>> begin

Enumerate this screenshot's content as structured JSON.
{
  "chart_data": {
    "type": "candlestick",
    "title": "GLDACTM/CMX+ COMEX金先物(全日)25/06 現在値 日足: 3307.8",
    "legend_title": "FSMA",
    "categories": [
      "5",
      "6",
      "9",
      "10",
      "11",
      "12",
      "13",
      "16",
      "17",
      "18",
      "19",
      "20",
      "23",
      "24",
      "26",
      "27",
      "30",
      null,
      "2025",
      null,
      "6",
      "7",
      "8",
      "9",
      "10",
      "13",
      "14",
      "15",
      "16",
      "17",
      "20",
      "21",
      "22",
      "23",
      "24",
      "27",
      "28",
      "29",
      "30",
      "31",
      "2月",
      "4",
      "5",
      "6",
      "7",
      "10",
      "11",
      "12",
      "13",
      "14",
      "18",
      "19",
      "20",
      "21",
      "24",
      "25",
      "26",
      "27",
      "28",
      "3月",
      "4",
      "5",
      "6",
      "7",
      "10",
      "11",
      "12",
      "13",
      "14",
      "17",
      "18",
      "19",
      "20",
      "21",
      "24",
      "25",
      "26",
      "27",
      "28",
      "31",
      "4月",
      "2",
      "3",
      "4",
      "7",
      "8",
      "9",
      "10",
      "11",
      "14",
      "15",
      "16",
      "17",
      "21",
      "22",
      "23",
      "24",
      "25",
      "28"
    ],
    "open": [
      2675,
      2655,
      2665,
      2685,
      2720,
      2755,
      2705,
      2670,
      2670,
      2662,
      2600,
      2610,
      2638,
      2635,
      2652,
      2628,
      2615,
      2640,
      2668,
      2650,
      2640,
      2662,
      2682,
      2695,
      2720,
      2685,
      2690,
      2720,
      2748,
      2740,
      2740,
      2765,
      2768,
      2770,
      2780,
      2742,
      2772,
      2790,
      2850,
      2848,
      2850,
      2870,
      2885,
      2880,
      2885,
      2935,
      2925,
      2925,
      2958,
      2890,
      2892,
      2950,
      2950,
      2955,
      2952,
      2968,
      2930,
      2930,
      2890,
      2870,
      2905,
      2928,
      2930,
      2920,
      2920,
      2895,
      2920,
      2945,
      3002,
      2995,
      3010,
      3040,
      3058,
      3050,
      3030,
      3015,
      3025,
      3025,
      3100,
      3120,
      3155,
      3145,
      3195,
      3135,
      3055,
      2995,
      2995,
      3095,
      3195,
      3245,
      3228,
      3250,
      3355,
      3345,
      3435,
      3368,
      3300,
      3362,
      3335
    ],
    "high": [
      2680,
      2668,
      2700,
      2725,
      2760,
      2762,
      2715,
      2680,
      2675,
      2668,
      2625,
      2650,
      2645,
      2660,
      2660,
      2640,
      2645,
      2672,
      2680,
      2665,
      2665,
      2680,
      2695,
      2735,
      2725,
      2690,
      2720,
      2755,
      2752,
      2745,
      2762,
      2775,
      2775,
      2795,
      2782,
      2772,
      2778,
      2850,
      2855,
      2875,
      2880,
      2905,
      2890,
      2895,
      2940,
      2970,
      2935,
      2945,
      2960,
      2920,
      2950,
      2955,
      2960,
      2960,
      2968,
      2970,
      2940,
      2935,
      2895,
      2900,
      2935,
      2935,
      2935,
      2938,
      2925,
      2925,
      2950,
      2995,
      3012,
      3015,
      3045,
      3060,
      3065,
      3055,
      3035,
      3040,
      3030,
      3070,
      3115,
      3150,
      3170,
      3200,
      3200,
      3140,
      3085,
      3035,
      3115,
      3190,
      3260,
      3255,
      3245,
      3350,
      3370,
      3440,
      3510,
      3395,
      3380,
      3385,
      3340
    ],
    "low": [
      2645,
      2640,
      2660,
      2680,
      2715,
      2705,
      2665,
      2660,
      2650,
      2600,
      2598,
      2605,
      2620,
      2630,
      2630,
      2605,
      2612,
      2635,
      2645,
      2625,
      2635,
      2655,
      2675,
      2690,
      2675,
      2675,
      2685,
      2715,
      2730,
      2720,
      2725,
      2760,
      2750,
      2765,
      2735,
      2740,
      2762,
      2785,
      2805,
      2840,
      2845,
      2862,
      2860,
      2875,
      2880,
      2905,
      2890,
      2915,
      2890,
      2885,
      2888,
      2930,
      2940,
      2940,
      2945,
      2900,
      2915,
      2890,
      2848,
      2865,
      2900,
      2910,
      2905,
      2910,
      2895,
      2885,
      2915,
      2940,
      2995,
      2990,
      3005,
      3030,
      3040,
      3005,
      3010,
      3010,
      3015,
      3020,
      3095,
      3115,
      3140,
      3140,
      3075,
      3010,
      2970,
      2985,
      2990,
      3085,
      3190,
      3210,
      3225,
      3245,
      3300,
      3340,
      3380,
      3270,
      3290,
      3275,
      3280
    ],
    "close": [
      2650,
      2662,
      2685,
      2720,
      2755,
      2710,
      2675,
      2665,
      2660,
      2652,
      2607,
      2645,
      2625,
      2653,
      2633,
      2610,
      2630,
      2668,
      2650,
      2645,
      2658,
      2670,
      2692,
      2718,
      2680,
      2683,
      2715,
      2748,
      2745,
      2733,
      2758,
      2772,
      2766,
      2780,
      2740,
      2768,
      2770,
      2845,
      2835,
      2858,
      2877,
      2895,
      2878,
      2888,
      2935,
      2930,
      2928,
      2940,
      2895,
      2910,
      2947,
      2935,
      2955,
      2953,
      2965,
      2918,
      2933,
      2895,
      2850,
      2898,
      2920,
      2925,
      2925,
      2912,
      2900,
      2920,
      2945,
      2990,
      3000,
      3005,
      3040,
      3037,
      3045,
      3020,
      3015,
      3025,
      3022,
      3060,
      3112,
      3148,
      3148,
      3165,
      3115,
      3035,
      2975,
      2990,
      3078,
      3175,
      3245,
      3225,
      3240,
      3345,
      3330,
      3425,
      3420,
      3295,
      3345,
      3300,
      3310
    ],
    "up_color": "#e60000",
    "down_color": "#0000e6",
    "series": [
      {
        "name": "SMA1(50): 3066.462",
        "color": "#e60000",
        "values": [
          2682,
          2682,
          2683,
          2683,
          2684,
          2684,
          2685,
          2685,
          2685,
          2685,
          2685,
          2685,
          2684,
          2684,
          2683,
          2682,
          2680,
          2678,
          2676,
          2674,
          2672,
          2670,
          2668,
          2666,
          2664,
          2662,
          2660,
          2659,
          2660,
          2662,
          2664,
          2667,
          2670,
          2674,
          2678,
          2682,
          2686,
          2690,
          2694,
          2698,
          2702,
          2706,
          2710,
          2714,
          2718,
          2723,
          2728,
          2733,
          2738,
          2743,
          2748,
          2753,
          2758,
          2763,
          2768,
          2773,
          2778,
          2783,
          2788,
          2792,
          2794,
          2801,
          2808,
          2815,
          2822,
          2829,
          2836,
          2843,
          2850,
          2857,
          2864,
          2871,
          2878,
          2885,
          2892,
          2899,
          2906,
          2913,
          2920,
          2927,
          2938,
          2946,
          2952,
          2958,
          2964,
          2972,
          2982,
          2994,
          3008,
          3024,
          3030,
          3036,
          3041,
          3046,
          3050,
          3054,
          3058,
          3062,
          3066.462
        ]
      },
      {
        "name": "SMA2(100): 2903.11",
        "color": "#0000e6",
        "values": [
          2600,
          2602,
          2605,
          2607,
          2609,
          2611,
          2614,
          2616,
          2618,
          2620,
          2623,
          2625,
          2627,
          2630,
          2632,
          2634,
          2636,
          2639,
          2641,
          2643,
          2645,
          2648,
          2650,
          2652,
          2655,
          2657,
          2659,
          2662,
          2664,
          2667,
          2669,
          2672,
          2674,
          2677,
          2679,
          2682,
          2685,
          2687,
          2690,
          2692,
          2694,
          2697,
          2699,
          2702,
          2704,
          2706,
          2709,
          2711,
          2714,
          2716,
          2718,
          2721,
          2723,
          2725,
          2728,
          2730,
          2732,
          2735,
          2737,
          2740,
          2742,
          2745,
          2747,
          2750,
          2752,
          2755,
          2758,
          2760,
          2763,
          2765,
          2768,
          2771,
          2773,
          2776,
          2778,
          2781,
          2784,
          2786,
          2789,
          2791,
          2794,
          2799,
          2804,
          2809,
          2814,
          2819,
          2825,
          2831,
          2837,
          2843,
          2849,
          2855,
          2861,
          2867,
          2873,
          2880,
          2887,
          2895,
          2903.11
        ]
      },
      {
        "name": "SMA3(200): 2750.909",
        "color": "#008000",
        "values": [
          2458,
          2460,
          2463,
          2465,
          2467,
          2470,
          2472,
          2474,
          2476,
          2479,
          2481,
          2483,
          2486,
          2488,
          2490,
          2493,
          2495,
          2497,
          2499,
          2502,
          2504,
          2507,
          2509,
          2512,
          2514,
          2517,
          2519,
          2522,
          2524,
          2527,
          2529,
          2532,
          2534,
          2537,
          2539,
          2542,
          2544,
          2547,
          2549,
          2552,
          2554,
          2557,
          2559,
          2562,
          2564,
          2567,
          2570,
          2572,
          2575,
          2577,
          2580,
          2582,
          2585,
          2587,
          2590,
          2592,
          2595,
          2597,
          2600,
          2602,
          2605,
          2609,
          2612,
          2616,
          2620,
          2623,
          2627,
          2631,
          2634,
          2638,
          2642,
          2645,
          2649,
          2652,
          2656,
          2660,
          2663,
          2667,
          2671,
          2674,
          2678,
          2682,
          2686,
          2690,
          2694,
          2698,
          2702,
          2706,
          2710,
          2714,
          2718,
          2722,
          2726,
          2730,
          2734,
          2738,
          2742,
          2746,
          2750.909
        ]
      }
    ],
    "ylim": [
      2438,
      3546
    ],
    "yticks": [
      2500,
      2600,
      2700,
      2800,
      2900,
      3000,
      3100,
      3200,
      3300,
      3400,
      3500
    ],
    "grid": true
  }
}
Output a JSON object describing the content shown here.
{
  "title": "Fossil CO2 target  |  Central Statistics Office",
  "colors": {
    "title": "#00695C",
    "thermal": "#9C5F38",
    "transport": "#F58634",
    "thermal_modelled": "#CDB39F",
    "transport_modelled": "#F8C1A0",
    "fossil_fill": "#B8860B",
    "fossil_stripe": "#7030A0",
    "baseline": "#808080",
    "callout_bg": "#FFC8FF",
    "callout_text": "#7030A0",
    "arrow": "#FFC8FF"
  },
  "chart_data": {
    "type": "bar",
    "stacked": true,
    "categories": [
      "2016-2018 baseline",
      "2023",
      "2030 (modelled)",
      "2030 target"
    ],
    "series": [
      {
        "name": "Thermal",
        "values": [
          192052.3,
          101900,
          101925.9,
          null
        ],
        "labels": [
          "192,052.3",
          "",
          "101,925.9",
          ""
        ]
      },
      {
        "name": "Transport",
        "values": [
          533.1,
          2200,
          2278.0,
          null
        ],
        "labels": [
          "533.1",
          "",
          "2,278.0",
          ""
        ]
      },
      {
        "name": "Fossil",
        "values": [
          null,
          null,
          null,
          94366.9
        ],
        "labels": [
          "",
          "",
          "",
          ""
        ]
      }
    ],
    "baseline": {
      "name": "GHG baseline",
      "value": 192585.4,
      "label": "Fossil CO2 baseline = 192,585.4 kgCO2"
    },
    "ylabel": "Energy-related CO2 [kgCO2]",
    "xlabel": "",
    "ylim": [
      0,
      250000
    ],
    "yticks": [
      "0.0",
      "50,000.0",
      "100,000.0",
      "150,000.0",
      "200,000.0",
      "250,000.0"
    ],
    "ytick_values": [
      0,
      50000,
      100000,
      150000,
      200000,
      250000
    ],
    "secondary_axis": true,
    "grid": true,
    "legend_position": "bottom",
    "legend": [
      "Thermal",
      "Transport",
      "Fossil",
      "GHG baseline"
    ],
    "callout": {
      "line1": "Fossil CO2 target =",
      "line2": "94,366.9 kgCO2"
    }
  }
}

>> end

• [What you will do]: Gather from the entries above all lines that include the string "true".

• [The response]:
    "grid": true
    "stacked": true,
    "secondary_axis": true,
    "grid": true,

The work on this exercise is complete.